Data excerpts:
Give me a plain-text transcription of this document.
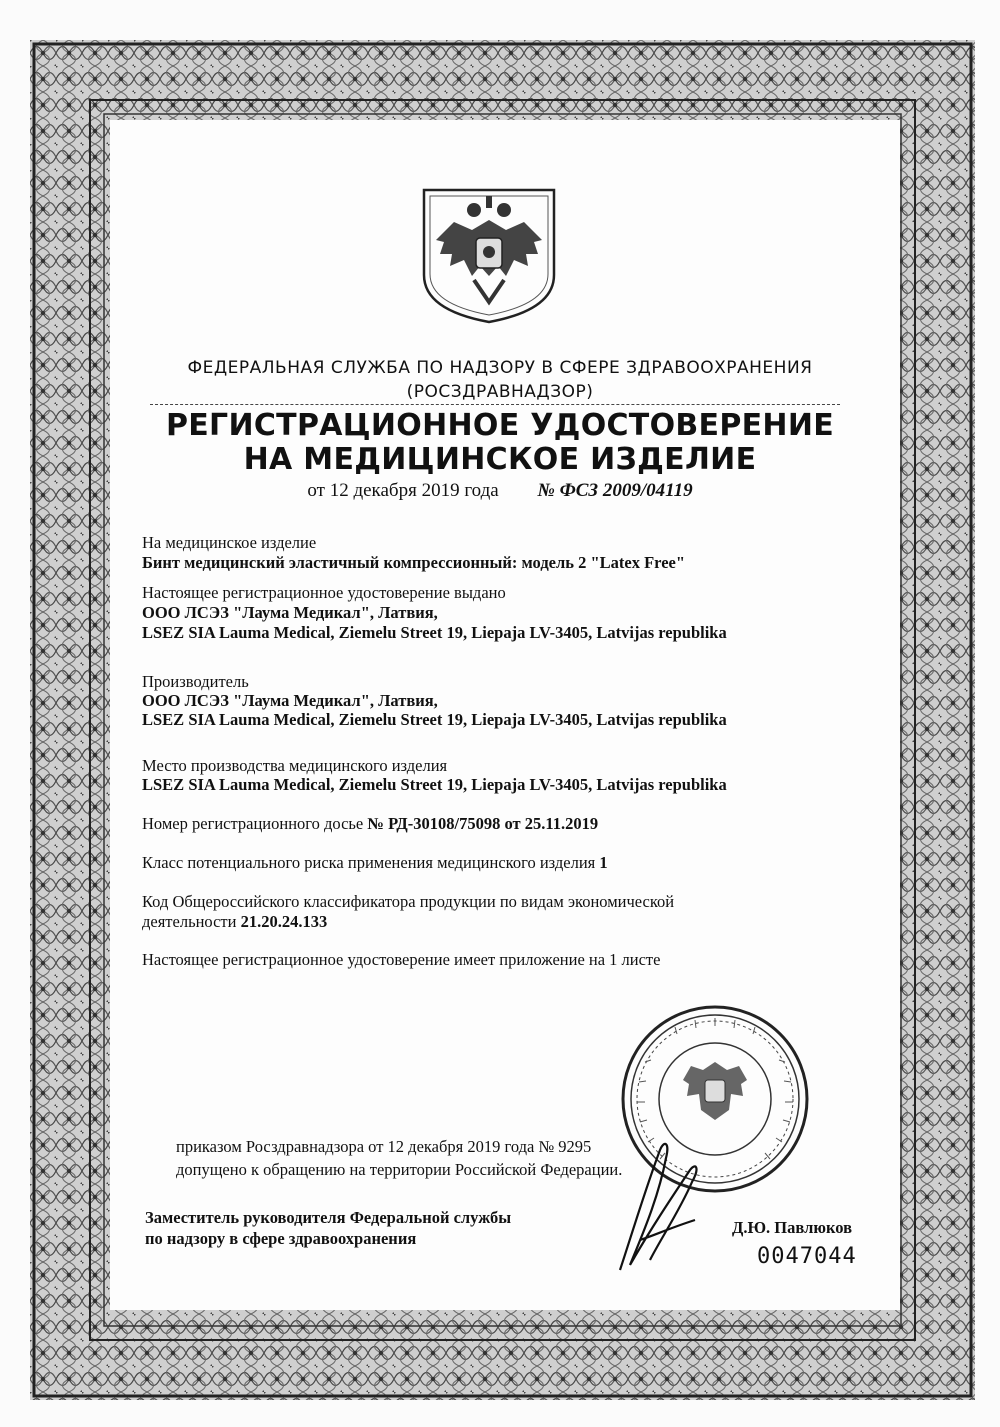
ФЕДЕРАЛЬНАЯ СЛУЖБА ПО НАДЗОРУ В СФЕРЕ ЗДРАВООХРАНЕНИЯ
(РОСЗДРАВНАДЗОР)
РЕГИСТРАЦИОННОЕ УДОСТОВЕРЕНИЕ
НА МЕДИЦИНСКОЕ ИЗДЕЛИЕ
от 12 декабря 2019 года № ФСЗ 2009/04119
На медицинское изделие
Бинт медицинский эластичный компрессионный: модель 2 "Latex Free"
Настоящее регистрационное удостоверение выдано
ООО ЛСЭЗ "Лаума Медикал", Латвия,
LSEZ SIA Lauma Medical, Ziemelu Street 19, Liepaja LV-3405, Latvijas republika
Производитель
ООО ЛСЭЗ "Лаума Медикал", Латвия,
LSEZ SIA Lauma Medical, Ziemelu Street 19, Liepaja LV-3405, Latvijas republika
Место производства медицинского изделия
LSEZ SIA Lauma Medical, Ziemelu Street 19, Liepaja LV-3405, Latvijas republika
Номер регистрационного досье № РД-30108/75098 от 25.11.2019
Класс потенциального риска применения медицинского изделия 1
Код Общероссийского классификатора продукции по видам экономической
деятельности 21.20.24.133
Настоящее регистрационное удостоверение имеет приложение на 1 листе
приказом Росздравнадзора от 12 декабря 2019 года № 9295
допущено к обращению на территории Российской Федерации.
Заместитель руководителя Федеральной службы
по надзору в сфере здравоохранения
Д.Ю. Павлюков
0047044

Your task:
List each line in the listing that contains the string "Настоящее".

Task solution:
Настоящее регистрационное удостоверение выдано
Настоящее регистрационное удостоверение имеет приложение на 1 листе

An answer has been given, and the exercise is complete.